**STATED PROBLEM**.
Each entry must appear again exactly as it does in the source.

BEGIN DATA LINES

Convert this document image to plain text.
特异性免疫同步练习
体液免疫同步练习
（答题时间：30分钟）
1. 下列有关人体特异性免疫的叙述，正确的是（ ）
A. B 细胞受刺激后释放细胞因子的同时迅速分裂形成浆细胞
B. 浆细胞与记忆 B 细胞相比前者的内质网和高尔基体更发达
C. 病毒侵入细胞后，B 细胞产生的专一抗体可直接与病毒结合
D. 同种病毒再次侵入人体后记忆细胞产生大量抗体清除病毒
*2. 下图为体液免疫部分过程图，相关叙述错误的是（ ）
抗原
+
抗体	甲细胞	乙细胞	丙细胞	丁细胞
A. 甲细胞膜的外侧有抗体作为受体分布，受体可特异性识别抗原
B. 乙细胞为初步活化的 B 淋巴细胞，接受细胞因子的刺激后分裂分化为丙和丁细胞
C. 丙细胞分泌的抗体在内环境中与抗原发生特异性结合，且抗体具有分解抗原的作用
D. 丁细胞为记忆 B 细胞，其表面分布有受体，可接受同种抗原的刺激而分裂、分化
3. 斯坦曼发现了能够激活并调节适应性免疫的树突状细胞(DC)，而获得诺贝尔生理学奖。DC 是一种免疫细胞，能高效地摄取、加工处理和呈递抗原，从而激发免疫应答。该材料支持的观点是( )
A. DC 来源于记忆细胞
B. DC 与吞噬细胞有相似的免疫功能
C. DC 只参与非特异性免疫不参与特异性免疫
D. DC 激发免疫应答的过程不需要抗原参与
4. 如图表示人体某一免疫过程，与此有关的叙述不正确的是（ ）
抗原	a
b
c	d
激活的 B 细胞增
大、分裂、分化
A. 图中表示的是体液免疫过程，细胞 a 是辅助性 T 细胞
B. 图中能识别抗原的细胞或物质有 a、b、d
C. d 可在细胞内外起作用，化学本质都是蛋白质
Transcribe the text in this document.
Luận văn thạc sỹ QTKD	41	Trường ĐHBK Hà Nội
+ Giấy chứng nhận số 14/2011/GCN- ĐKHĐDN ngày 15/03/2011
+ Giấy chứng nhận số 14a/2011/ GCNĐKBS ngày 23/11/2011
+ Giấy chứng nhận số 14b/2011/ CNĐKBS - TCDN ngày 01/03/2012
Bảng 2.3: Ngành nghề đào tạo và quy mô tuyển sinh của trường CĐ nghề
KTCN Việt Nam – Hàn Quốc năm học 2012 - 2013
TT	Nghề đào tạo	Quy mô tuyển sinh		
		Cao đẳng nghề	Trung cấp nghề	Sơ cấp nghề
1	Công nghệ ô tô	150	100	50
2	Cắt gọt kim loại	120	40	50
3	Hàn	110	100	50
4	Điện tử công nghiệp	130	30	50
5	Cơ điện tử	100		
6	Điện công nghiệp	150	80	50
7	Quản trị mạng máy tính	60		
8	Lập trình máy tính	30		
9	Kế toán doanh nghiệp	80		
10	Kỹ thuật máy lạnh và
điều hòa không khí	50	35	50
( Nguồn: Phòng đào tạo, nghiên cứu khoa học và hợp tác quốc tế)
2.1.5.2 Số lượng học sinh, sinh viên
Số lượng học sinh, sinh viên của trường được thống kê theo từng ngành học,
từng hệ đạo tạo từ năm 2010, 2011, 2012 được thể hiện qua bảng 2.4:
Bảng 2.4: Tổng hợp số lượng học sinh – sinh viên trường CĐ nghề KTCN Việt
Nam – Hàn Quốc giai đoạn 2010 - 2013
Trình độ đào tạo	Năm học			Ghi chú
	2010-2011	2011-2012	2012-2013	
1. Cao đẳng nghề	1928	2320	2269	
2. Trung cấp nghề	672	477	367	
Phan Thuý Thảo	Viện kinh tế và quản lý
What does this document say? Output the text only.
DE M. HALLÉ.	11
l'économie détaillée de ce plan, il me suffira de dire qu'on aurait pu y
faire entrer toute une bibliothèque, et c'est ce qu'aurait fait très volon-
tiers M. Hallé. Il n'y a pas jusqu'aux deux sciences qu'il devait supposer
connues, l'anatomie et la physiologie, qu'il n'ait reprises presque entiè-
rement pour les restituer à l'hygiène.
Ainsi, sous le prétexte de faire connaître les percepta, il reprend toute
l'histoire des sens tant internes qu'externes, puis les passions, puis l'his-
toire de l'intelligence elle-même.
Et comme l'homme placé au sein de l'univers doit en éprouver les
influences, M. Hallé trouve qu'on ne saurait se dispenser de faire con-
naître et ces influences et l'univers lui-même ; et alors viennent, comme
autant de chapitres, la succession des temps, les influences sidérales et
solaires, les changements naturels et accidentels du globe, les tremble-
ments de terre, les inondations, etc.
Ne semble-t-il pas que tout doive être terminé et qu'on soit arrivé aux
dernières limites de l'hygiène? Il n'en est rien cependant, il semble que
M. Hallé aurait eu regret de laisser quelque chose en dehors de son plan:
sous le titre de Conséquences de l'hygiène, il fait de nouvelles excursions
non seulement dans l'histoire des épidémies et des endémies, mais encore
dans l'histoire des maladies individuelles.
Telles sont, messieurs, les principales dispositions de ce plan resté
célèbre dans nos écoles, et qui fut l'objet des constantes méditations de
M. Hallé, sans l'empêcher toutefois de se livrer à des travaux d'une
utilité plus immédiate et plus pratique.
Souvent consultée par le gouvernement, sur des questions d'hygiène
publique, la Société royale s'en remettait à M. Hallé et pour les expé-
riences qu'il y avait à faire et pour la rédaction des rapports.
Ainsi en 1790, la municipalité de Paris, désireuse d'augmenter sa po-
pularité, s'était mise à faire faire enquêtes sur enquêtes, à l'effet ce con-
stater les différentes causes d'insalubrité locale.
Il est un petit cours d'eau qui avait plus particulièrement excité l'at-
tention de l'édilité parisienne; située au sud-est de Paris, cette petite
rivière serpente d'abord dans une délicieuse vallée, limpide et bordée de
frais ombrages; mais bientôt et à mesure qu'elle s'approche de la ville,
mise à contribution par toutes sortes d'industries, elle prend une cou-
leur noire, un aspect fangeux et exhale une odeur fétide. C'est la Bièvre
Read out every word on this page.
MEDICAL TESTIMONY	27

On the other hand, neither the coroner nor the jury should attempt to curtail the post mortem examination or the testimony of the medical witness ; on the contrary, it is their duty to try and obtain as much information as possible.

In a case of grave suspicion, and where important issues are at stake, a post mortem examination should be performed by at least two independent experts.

END DATA LINES

**WRITTEN ANSWER**.
Convert this document image to plain text.
特异性免疫同步练习
体液免疫同步练习
（答题时间：30分钟）
1. 下列有关人体特异性免疫的叙述，正确的是（ ）
A. B 细胞受刺激后释放细胞因子的同时迅速分裂形成浆细胞
B. 浆细胞与记忆 B 细胞相比前者的内质网和高尔基体更发达
C. 病毒侵入细胞后，B 细胞产生的专一抗体可直接与病毒结合
D. 同种病毒再次侵入人体后记忆细胞产生大量抗体清除病毒
*2. 下图为体液免疫部分过程图，相关叙述错误的是（ ）
抗原
+
抗体	甲细胞	乙细胞	丙细胞	丁细胞
A. 甲细胞膜的外侧有抗体作为受体分布，受体可特异性识别抗原
B. 乙细胞为初步活化的 B 淋巴细胞，接受细胞因子的刺激后分裂分化为丙和丁细胞
C. 丙细胞分泌的抗体在内环境中与抗原发生特异性结合，且抗体具有分解抗原的作用
D. 丁细胞为记忆 B 细胞，其表面分布有受体，可接受同种抗原的刺激而分裂、分化
3. 斯坦曼发现了能够激活并调节适应性免疫的树突状细胞(DC)，而获得诺贝尔生理学奖。DC 是一种免疫细胞，能高效地摄取、加工处理和呈递抗原，从而激发免疫应答。该材料支持的观点是( )
A. DC 来源于记忆细胞
B. DC 与吞噬细胞有相似的免疫功能
C. DC 只参与非特异性免疫不参与特异性免疫
D. DC 激发免疫应答的过程不需要抗原参与
4. 如图表示人体某一免疫过程，与此有关的叙述不正确的是（ ）
抗原	a
b
c	d
激活的 B 细胞增
大、分裂、分化
A. 图中表示的是体液免疫过程，细胞 a 是辅助性 T 细胞
B. 图中能识别抗原的细胞或物质有 a、b、d
C. d 可在细胞内外起作用，化学本质都是蛋白质
Transcribe the text in this document.
Luận văn thạc sỹ QTKD	41	Trường ĐHBK Hà Nội
+ Giấy chứng nhận số 14/2011/GCN- ĐKHĐDN ngày 15/03/2011
+ Giấy chứng nhận số 14a/2011/ GCNĐKBS ngày 23/11/2011
+ Giấy chứng nhận số 14b/2011/ CNĐKBS - TCDN ngày 01/03/2012
Bảng 2.3: Ngành nghề đào tạo và quy mô tuyển sinh của trường CĐ nghề
KTCN Việt Nam – Hàn Quốc năm học 2012 - 2013
TT	Nghề đào tạo	Quy mô tuyển sinh		
		Cao đẳng nghề	Trung cấp nghề	Sơ cấp nghề
1	Công nghệ ô tô	150	100	50
2	Cắt gọt kim loại	120	40	50
3	Hàn	110	100	50
4	Điện tử công nghiệp	130	30	50
5	Cơ điện tử	100		
6	Điện công nghiệp	150	80	50
7	Quản trị mạng máy tính	60		
8	Lập trình máy tính	30		
9	Kế toán doanh nghiệp	80		
10	Kỹ thuật máy lạnh và
điều hòa không khí	50	35	50
( Nguồn: Phòng đào tạo, nghiên cứu khoa học và hợp tác quốc tế)
2.1.5.2 Số lượng học sinh, sinh viên
Số lượng học sinh, sinh viên của trường được thống kê theo từng ngành học,
từng hệ đạo tạo từ năm 2010, 2011, 2012 được thể hiện qua bảng 2.4:
Bảng 2.4: Tổng hợp số lượng học sinh – sinh viên trường CĐ nghề KTCN Việt
Nam – Hàn Quốc giai đoạn 2010 - 2013
Trình độ đào tạo	Năm học			Ghi chú
	2010-2011	2011-2012	2012-2013	
1. Cao đẳng nghề	1928	2320	2269	
2. Trung cấp nghề	672	477	367	
Phan Thuý Thảo	Viện kinh tế và quản lý
What does this document say? Output the text only.
DE M. HALLÉ.	11
l'économie détaillée de ce plan, il me suffira de dire qu'on aurait pu y
faire entrer toute une bibliothèque, et c'est ce qu'aurait fait très volon-
tiers M. Hallé. Il n'y a pas jusqu'aux deux sciences qu'il devait supposer
connues, l'anatomie et la physiologie, qu'il n'ait reprises presque entiè-
rement pour les restituer à l'hygiène.
Ainsi, sous le prétexte de faire connaître les percepta, il reprend toute
l'histoire des sens tant internes qu'externes, puis les passions, puis l'his-
toire de l'intelligence elle-même.
Et comme l'homme placé au sein de l'univers doit en éprouver les
influences, M. Hallé trouve qu'on ne saurait se dispenser de faire con-
naître et ces influences et l'univers lui-même ; et alors viennent, comme
autant de chapitres, la succession des temps, les influences sidérales et
solaires, les changements naturels et accidentels du globe, les tremble-
ments de terre, les inondations, etc.
Ne semble-t-il pas que tout doive être terminé et qu'on soit arrivé aux
dernières limites de l'hygiène? Il n'en est rien cependant, il semble que
M. Hallé aurait eu regret de laisser quelque chose en dehors de son plan:
sous le titre de Conséquences de l'hygiène, il fait de nouvelles excursions
non seulement dans l'histoire des épidémies et des endémies, mais encore
dans l'histoire des maladies individuelles.
Telles sont, messieurs, les principales dispositions de ce plan resté
célèbre dans nos écoles, et qui fut l'objet des constantes méditations de
M. Hallé, sans l'empêcher toutefois de se livrer à des travaux d'une
utilité plus immédiate et plus pratique.
Souvent consultée par le gouvernement, sur des questions d'hygiène
publique, la Société royale s'en remettait à M. Hallé et pour les expé-
riences qu'il y avait à faire et pour la rédaction des rapports.
Ainsi en 1790, la municipalité de Paris, désireuse d'augmenter sa po-
pularité, s'était mise à faire faire enquêtes sur enquêtes, à l'effet ce con-
stater les différentes causes d'insalubrité locale.
Il est un petit cours d'eau qui avait plus particulièrement excité l'at-
tention de l'édilité parisienne; située au sud-est de Paris, cette petite
rivière serpente d'abord dans une délicieuse vallée, limpide et bordée de
frais ombrages; mais bientôt et à mesure qu'elle s'approche de la ville,
mise à contribution par toutes sortes d'industries, elle prend une cou-
leur noire, un aspect fangeux et exhale une odeur fétide. C'est la Bièvre
Read out every word on this page.
MEDICAL TESTIMONY	27

On the other hand, neither the coroner nor the jury should attempt to curtail the post mortem examination or the testimony of the medical witness ; on the contrary, it is their duty to try and obtain as much information as possible.

In a case of grave suspicion, and where important issues are at stake, a post mortem examination should be performed by at least two independent experts.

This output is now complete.